**INSTRUCTION:** Keep every line where the word "JSON" appears; drop the rest.
## Begin RECORD SET
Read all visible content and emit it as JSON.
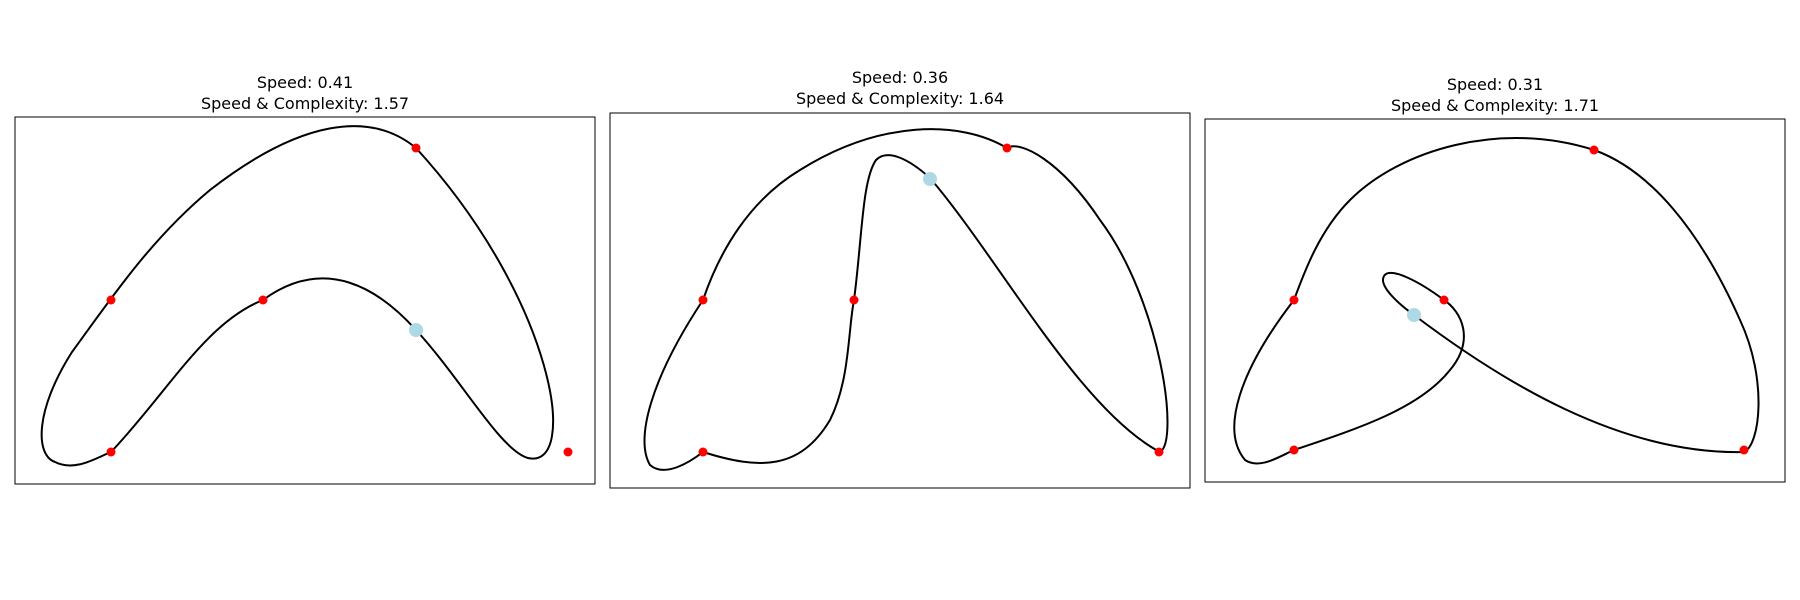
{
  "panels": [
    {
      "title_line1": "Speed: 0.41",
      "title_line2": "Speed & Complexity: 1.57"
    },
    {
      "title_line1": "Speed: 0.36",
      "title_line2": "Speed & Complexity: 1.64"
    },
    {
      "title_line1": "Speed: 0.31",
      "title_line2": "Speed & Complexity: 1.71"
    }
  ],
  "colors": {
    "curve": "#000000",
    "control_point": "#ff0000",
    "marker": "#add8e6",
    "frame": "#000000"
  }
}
## End RECORD SET
## Begin RECORD SET
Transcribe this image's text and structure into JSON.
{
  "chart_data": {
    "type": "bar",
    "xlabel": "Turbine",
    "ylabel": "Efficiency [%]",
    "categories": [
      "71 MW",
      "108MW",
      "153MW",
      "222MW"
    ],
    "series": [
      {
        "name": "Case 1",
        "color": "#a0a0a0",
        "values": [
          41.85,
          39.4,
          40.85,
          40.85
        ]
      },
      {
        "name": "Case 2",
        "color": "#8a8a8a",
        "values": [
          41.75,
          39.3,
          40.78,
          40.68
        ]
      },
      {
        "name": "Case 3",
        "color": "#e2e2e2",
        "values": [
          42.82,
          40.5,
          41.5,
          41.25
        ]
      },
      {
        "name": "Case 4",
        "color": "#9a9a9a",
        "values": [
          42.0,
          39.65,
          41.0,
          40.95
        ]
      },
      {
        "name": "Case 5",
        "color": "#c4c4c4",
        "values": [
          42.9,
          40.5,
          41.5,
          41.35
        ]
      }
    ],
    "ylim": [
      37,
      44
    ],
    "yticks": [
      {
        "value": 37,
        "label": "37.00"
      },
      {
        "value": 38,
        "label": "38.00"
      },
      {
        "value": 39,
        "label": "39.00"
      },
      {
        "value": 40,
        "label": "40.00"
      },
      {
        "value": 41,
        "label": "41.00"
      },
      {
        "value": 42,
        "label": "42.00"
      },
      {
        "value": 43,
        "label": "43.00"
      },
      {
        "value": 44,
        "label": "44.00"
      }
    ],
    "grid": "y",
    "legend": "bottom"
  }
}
## End RECORD SET
## Begin RECORD SET
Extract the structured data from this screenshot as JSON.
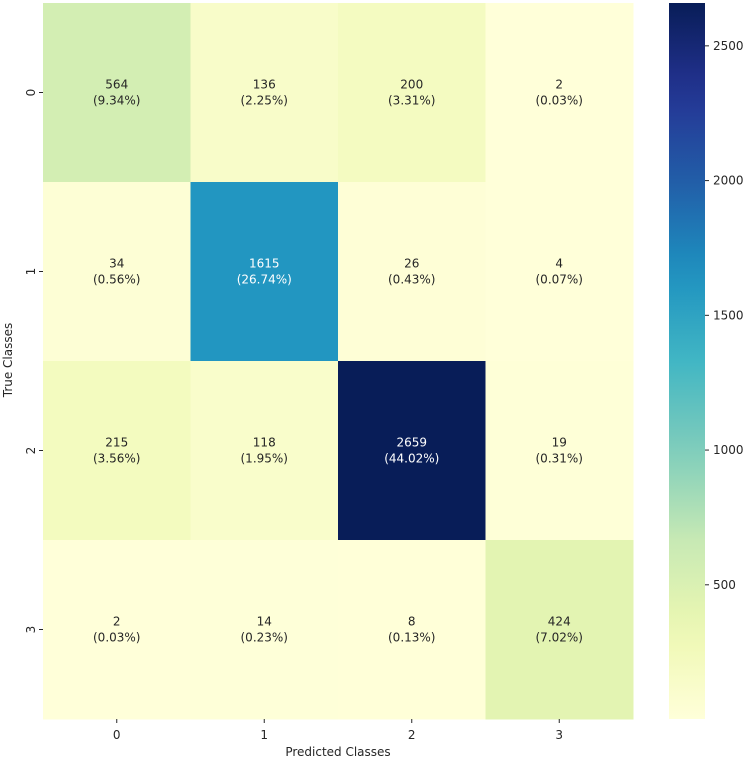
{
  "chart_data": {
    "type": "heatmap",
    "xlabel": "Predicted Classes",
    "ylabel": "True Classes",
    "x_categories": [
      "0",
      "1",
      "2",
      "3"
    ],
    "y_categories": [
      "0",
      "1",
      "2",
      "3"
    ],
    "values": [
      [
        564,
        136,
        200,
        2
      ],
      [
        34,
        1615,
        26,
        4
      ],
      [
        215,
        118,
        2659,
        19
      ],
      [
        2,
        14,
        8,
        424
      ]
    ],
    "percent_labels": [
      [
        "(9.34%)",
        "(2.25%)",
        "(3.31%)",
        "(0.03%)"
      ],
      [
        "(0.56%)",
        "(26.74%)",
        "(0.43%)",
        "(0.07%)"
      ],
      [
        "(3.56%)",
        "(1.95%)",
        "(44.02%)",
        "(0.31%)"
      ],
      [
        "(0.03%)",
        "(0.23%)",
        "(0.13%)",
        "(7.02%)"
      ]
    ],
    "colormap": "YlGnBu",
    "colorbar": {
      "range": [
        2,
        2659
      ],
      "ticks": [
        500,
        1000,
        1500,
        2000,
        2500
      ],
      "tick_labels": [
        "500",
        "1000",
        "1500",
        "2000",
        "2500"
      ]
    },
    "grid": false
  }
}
## End RECORD SET
**EXERCISE ANSWER:**
Read all visible content and emit it as JSON.
Transcribe this image's text and structure into JSON.
Extract the structured data from this screenshot as JSON.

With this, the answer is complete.